▼
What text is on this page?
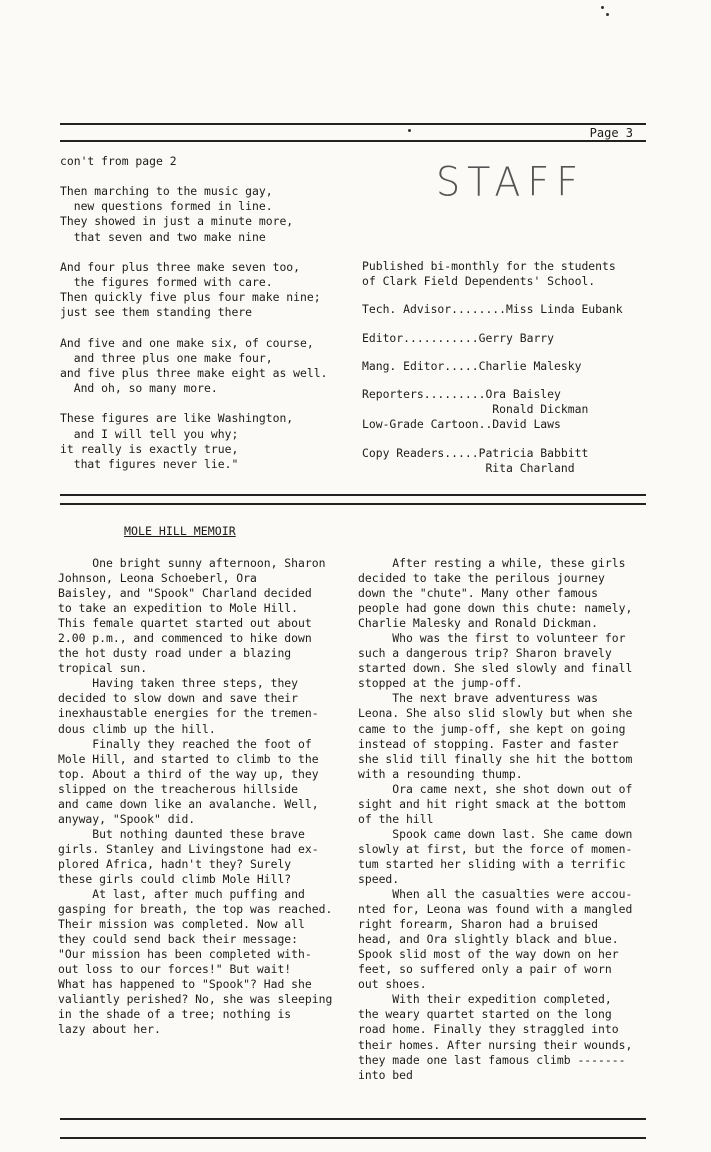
Page 3
con't from page 2

Then marching to the music gay,

new questions formed in line.

They showed in just a minute more,

that seven and two make nine

And four plus three make seven too,

the figures formed with care.

Then quickly five plus four make nine;

just see them standing there

And five and one make six, of course,

and three plus one make four,

and five plus three make eight as well.

And oh, so many more.

These figures are like Washington,

and I will tell you why;

it really is exactly true,

that figures never lie."

STAFF

Published bi-monthly for the students

of Clark Field Dependents' School.

Tech. Advisor........Miss Linda Eubank

Editor...........Gerry Barry

Mang. Editor.....Charlie Malesky

Reporters.........Ora Baisley

Ronald Dickman

Low-Grade Cartoon..David Laws

Copy Readers.....Patricia Babbitt

Rita Charland

MOLE HILL MEMOIR

One bright sunny afternoon, Sharon

Johnson, Leona Schoeberl, Ora

Baisley, and "Spook" Charland decided

to take an expedition to Mole Hill.

This female quartet started out about

2.00 p.m., and commenced to hike down

the hot dusty road under a blazing

tropical sun.

Having taken three steps, they

decided to slow down and save their

inexhaustable energies for the tremen-

dous climb up the hill.

Finally they reached the foot of

Mole Hill, and started to climb to the

top. About a third of the way up, they

slipped on the treacherous hillside

and came down like an avalanche. Well,

anyway, "Spook" did.

But nothing daunted these brave

girls. Stanley and Livingstone had ex-

plored Africa, hadn't they? Surely

these girls could climb Mole Hill?

At last, after much puffing and

gasping for breath, the top was reached.

Their mission was completed. Now all

they could send back their message:

"Our mission has been completed with-

out loss to our forces!" But wait!

What has happened to "Spook"? Had she

valiantly perished? No, she was sleeping

in the shade of a tree; nothing is

lazy about her.

After resting a while, these girls

decided to take the perilous journey

down the "chute". Many other famous

people had gone down this chute: namely,

Charlie Malesky and Ronald Dickman.

Who was the first to volunteer for

such a dangerous trip? Sharon bravely

started down. She sled slowly and finall

stopped at the jump-off.

The next brave adventuress was

Leona. She also slid slowly but when she

came to the jump-off, she kept on going

instead of stopping. Faster and faster

she slid till finally she hit the bottom

with a resounding thump.

Ora came next, she shot down out of

sight and hit right smack at the bottom

of the hill

Spook came down last. She came down

slowly at first, but the force of momen-

tum started her sliding with a terrific

speed.

When all the casualties were accou-

nted for, Leona was found with a mangled

right forearm, Sharon had a bruised

head, and Ora slightly black and blue.

Spook slid most of the way down on her

feet, so suffered only a pair of worn

out shoes.

With their expedition completed,

the weary quartet started on the long

road home. Finally they straggled into

their homes. After nursing their wounds,

they made one last famous climb -------

into bed
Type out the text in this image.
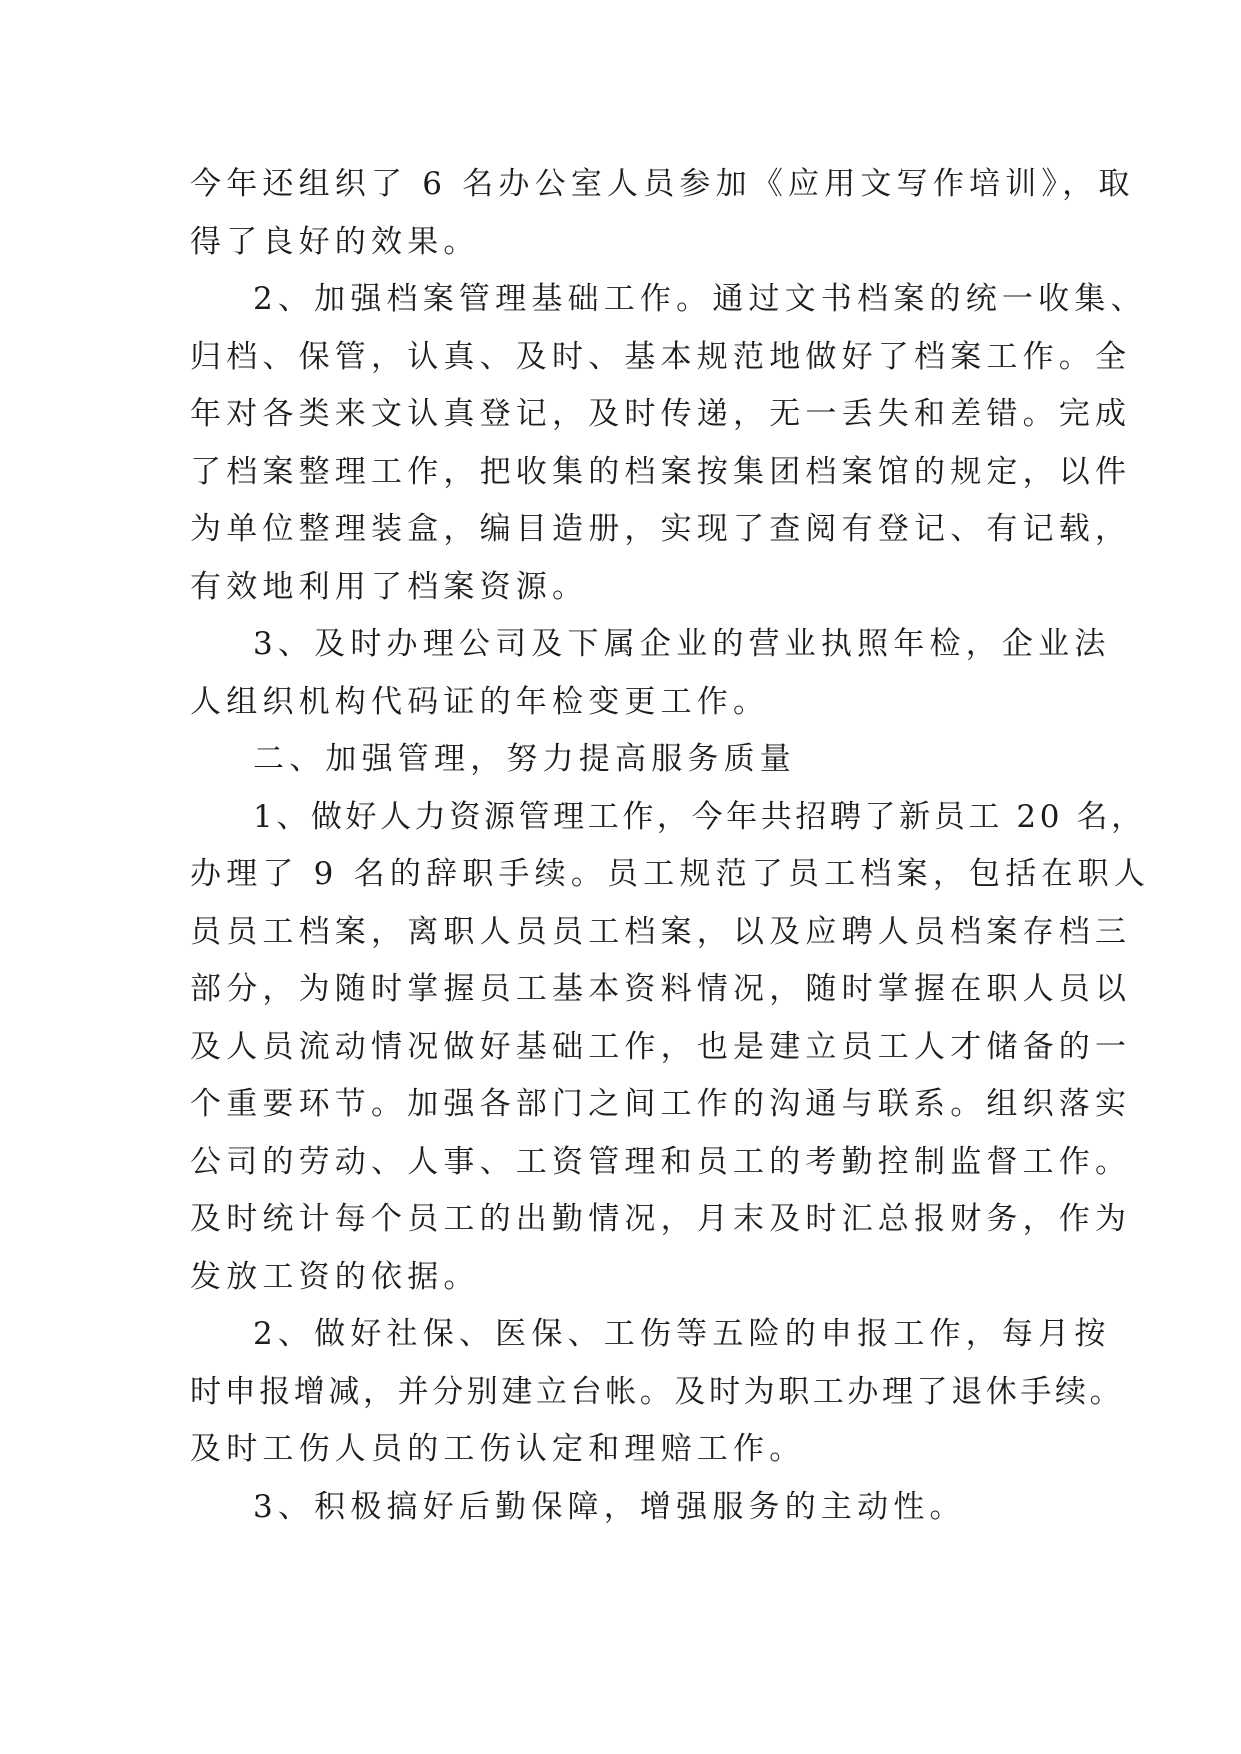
今年还组织了 6 名办公室人员参加《应用文写作培训》，取
得了良好的效果。
2、加强档案管理基础工作。通过文书档案的统一收集、
归档、保管，认真、及时、基本规范地做好了档案工作。全
年对各类来文认真登记，及时传递，无一丢失和差错。完成
了档案整理工作，把收集的档案按集团档案馆的规定，以件
为单位整理装盒，编目造册，实现了查阅有登记、有记载，
有效地利用了档案资源。
3、及时办理公司及下属企业的营业执照年检，企业法
人组织机构代码证的年检变更工作。
二、加强管理，努力提高服务质量
1、做好人力资源管理工作，今年共招聘了新员工 20 名，
办理了 9 名的辞职手续。员工规范了员工档案，包括在职人
员员工档案，离职人员员工档案，以及应聘人员档案存档三
部分，为随时掌握员工基本资料情况，随时掌握在职人员以
及人员流动情况做好基础工作，也是建立员工人才储备的一
个重要环节。加强各部门之间工作的沟通与联系。组织落实
公司的劳动、人事、工资管理和员工的考勤控制监督工作。
及时统计每个员工的出勤情况，月末及时汇总报财务，作为
发放工资的依据。
2、做好社保、医保、工伤等五险的申报工作，每月按
时申报增减，并分别建立台帐。及时为职工办理了退休手续。
及时工伤人员的工伤认定和理赔工作。
3、积极搞好后勤保障，增强服务的主动性。
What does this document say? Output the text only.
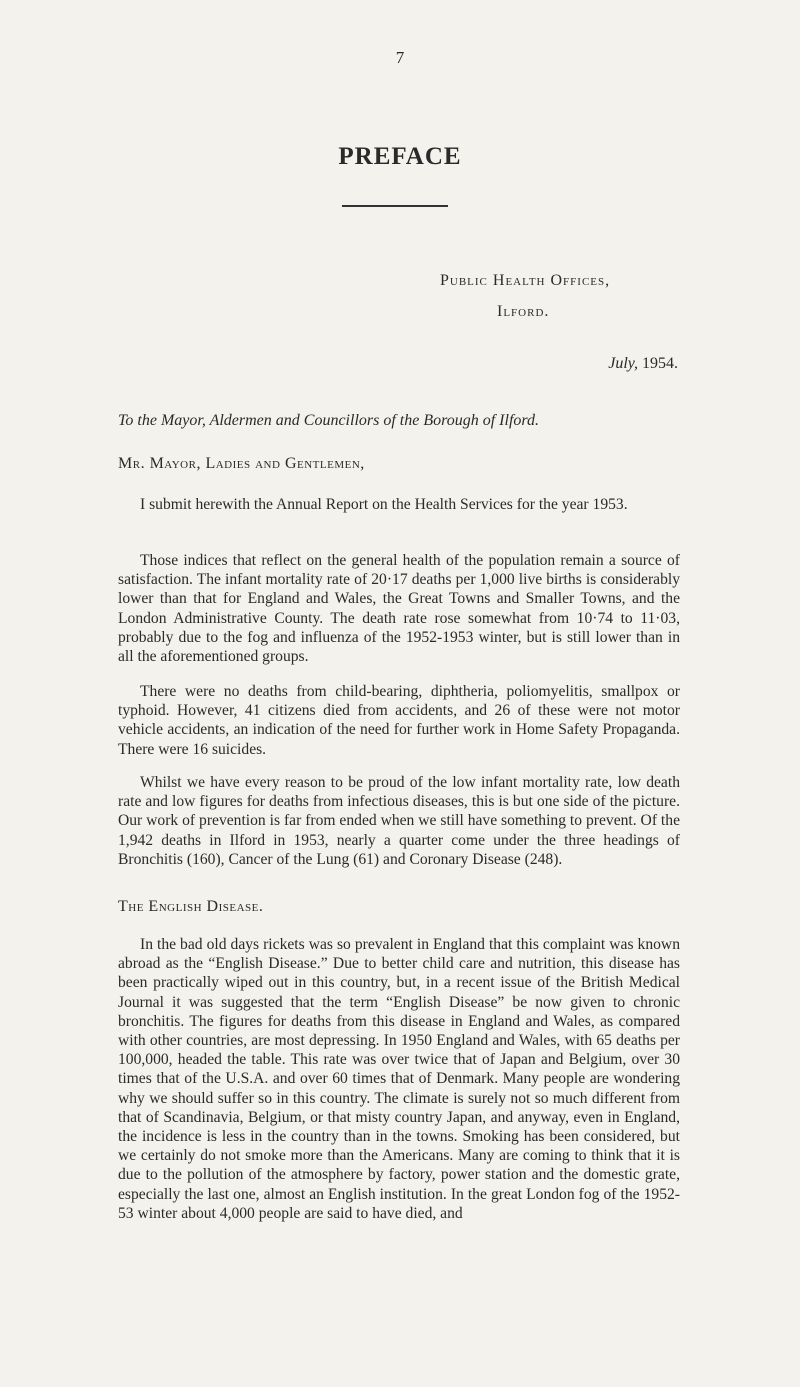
7
PREFACE
Public Health Offices,
Ilford.
July, 1954.
To the Mayor, Aldermen and Councillors of the Borough of Ilford.
Mr. Mayor, Ladies and Gentlemen,

I submit herewith the Annual Report on the Health Services for the year 1953.

Those indices that reflect on the general health of the population remain a source of satisfaction. The infant mortality rate of 20·17 deaths per 1,000 live births is considerably lower than that for England and Wales, the Great Towns and Smaller Towns, and the London Administrative County. The death rate rose somewhat from 10·74 to 11·03, probably due to the fog and influenza of the 1952-1953 winter, but is still lower than in all the aforementioned groups.

There were no deaths from child-bearing, diphtheria, poliomyelitis, smallpox or typhoid. However, 41 citizens died from accidents, and 26 of these were not motor vehicle accidents, an indication of the need for further work in Home Safety Propaganda. There were 16 suicides.

Whilst we have every reason to be proud of the low infant mortality rate, low death rate and low figures for deaths from infectious diseases, this is but one side of the picture. Our work of prevention is far from ended when we still have something to prevent. Of the 1,942 deaths in Ilford in 1953, nearly a quarter come under the three headings of Bronchitis (160), Cancer of the Lung (61) and Coronary Disease (248).

The English Disease.

In the bad old days rickets was so prevalent in England that this complaint was known abroad as the “English Disease.” Due to better child care and nutrition, this disease has been practically wiped out in this country, but, in a recent issue of the British Medical Journal it was suggested that the term “English Disease” be now given to chronic bronchitis. The figures for deaths from this disease in England and Wales, as compared with other countries, are most depressing. In 1950 England and Wales, with 65 deaths per 100,000, headed the table. This rate was over twice that of Japan and Belgium, over 30 times that of the U.S.A. and over 60 times that of Denmark. Many people are wondering why we should suffer so in this country. The climate is surely not so much different from that of Scandinavia, Belgium, or that misty country Japan, and anyway, even in England, the incidence is less in the country than in the towns. Smoking has been considered, but we certainly do not smoke more than the Americans. Many are coming to think that it is due to the pollution of the atmosphere by factory, power station and the domestic grate, especially the last one, almost an English institution. In the great London fog of the 1952-53 winter about 4,000 people are said to have died, and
▲
§ **INSTRUCTIONS TO FOLLOW**
Without including any pictures, please restate all the records exactly.

§ **FINAL ANSWER**
What text is on this page?
Page 3
con't from page 2

Then marching to the music gay,

new questions formed in line.

They showed in just a minute more,

that seven and two make nine

And four plus three make seven too,

the figures formed with care.

Then quickly five plus four make nine;

just see them standing there

And five and one make six, of course,

and three plus one make four,

and five plus three make eight as well.

And oh, so many more.

These figures are like Washington,

and I will tell you why;

it really is exactly true,

that figures never lie."

STAFF

Published bi-monthly for the students

of Clark Field Dependents' School.

Tech. Advisor........Miss Linda Eubank

Editor...........Gerry Barry

Mang. Editor.....Charlie Malesky

Reporters.........Ora Baisley

Ronald Dickman

Low-Grade Cartoon..David Laws

Copy Readers.....Patricia Babbitt

Rita Charland

MOLE HILL MEMOIR

One bright sunny afternoon, Sharon

Johnson, Leona Schoeberl, Ora

Baisley, and "Spook" Charland decided

to take an expedition to Mole Hill.

This female quartet started out about

2.00 p.m., and commenced to hike down

the hot dusty road under a blazing

tropical sun.

Having taken three steps, they

decided to slow down and save their

inexhaustable energies for the tremen-

dous climb up the hill.

Finally they reached the foot of

Mole Hill, and started to climb to the

top. About a third of the way up, they

slipped on the treacherous hillside

and came down like an avalanche. Well,

anyway, "Spook" did.

But nothing daunted these brave

girls. Stanley and Livingstone had ex-

plored Africa, hadn't they? Surely

these girls could climb Mole Hill?

At last, after much puffing and

gasping for breath, the top was reached.

Their mission was completed. Now all

they could send back their message:

"Our mission has been completed with-

out loss to our forces!" But wait!

What has happened to "Spook"? Had she

valiantly perished? No, she was sleeping

in the shade of a tree; nothing is

lazy about her.

After resting a while, these girls

decided to take the perilous journey

down the "chute". Many other famous

people had gone down this chute: namely,

Charlie Malesky and Ronald Dickman.

Who was the first to volunteer for

such a dangerous trip? Sharon bravely

started down. She sled slowly and finall

stopped at the jump-off.

The next brave adventuress was

Leona. She also slid slowly but when she

came to the jump-off, she kept on going

instead of stopping. Faster and faster

she slid till finally she hit the bottom

with a resounding thump.

Ora came next, she shot down out of

sight and hit right smack at the bottom

of the hill

Spook came down last. She came down

slowly at first, but the force of momen-

tum started her sliding with a terrific

speed.

When all the casualties were accou-

nted for, Leona was found with a mangled

right forearm, Sharon had a bruised

head, and Ora slightly black and blue.

Spook slid most of the way down on her

feet, so suffered only a pair of worn

out shoes.

With their expedition completed,

the weary quartet started on the long

road home. Finally they straggled into

their homes. After nursing their wounds,

they made one last famous climb -------

into bed
Type out the text in this image.
今年还组织了 6 名办公室人员参加《应用文写作培训》，取
得了良好的效果。
2、加强档案管理基础工作。通过文书档案的统一收集、
归档、保管，认真、及时、基本规范地做好了档案工作。全
年对各类来文认真登记，及时传递，无一丢失和差错。完成
了档案整理工作，把收集的档案按集团档案馆的规定，以件
为单位整理装盒，编目造册，实现了查阅有登记、有记载，
有效地利用了档案资源。
3、及时办理公司及下属企业的营业执照年检，企业法
人组织机构代码证的年检变更工作。
二、加强管理，努力提高服务质量
1、做好人力资源管理工作，今年共招聘了新员工 20 名，
办理了 9 名的辞职手续。员工规范了员工档案，包括在职人
员员工档案，离职人员员工档案，以及应聘人员档案存档三
部分，为随时掌握员工基本资料情况，随时掌握在职人员以
及人员流动情况做好基础工作，也是建立员工人才储备的一
个重要环节。加强各部门之间工作的沟通与联系。组织落实
公司的劳动、人事、工资管理和员工的考勤控制监督工作。
及时统计每个员工的出勤情况，月末及时汇总报财务，作为
发放工资的依据。
2、做好社保、医保、工伤等五险的申报工作，每月按
时申报增减，并分别建立台帐。及时为职工办理了退休手续。
及时工伤人员的工伤认定和理赔工作。
3、积极搞好后勤保障，增强服务的主动性。
What does this document say? Output the text only.
7
PREFACE
Public Health Offices,
Ilford.
July, 1954.
To the Mayor, Aldermen and Councillors of the Borough of Ilford.
Mr. Mayor, Ladies and Gentlemen,

I submit herewith the Annual Report on the Health Services for the year 1953.

Those indices that reflect on the general health of the population remain a source of satisfaction. The infant mortality rate of 20·17 deaths per 1,000 live births is considerably lower than that for England and Wales, the Great Towns and Smaller Towns, and the London Administrative County. The death rate rose somewhat from 10·74 to 11·03, probably due to the fog and influenza of the 1952-1953 winter, but is still lower than in all the aforementioned groups.

There were no deaths from child-bearing, diphtheria, poliomyelitis, smallpox or typhoid. However, 41 citizens died from accidents, and 26 of these were not motor vehicle accidents, an indication of the need for further work in Home Safety Propaganda. There were 16 suicides.

Whilst we have every reason to be proud of the low infant mortality rate, low death rate and low figures for deaths from infectious diseases, this is but one side of the picture. Our work of prevention is far from ended when we still have something to prevent. Of the 1,942 deaths in Ilford in 1953, nearly a quarter come under the three headings of Bronchitis (160), Cancer of the Lung (61) and Coronary Disease (248).

The English Disease.

In the bad old days rickets was so prevalent in England that this complaint was known abroad as the “English Disease.” Due to better child care and nutrition, this disease has been practically wiped out in this country, but, in a recent issue of the British Medical Journal it was suggested that the term “English Disease” be now given to chronic bronchitis. The figures for deaths from this disease in England and Wales, as compared with other countries, are most depressing. In 1950 England and Wales, with 65 deaths per 100,000, headed the table. This rate was over twice that of Japan and Belgium, over 30 times that of the U.S.A. and over 60 times that of Denmark. Many people are wondering why we should suffer so in this country. The climate is surely not so much different from that of Scandinavia, Belgium, or that misty country Japan, and anyway, even in England, the incidence is less in the country than in the towns. Smoking has been considered, but we certainly do not smoke more than the Americans. Many are coming to think that it is due to the pollution of the atmosphere by factory, power station and the domestic grate, especially the last one, almost an English institution. In the great London fog of the 1952-53 winter about 4,000 people are said to have died, and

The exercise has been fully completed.